[BEGIN]

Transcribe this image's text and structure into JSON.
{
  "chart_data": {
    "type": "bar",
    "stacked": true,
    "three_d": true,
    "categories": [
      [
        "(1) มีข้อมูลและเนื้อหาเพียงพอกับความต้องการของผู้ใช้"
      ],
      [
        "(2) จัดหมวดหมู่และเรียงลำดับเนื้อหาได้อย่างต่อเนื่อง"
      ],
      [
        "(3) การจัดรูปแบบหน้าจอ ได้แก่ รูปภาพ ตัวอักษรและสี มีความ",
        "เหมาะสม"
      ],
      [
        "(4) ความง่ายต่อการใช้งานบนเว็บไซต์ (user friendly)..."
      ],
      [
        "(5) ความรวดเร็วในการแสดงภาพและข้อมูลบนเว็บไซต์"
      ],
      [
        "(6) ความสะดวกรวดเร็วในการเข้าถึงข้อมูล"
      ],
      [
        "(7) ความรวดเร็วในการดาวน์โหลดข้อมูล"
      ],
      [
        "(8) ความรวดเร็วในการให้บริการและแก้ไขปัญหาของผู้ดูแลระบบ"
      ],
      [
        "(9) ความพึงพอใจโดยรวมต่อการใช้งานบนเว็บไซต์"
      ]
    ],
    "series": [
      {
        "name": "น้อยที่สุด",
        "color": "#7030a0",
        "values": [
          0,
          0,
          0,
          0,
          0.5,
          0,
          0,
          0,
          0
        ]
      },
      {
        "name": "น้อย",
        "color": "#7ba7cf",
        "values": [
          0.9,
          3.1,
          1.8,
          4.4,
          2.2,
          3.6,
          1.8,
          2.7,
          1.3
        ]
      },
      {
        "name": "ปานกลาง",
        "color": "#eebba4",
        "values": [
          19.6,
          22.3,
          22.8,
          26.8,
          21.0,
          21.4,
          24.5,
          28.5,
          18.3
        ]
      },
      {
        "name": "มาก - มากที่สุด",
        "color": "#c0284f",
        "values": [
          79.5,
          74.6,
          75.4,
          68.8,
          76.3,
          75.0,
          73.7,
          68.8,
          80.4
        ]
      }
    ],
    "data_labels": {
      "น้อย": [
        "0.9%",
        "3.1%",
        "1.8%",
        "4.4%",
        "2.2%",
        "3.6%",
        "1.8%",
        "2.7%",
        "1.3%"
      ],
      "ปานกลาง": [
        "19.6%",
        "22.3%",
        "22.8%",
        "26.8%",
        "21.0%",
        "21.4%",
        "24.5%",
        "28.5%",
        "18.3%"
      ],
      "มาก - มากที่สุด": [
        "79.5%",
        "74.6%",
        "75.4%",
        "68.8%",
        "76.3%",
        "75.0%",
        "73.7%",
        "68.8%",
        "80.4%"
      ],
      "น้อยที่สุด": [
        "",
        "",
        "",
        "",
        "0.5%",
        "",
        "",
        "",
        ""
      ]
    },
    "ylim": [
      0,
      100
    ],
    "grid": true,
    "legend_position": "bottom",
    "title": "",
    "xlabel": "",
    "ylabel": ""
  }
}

[END]

▶ [Exercise requirements]: Pick out the lines that have the word "งานบนเว". Copy them all.

▶ [Written answer]:
        "(4) ความง่ายต่อการใช้งานบนเว็บไซต์ (user friendly)..."
        "(9) ความพึงพอใจโดยรวมต่อการใช้งานบนเว็บไซต์"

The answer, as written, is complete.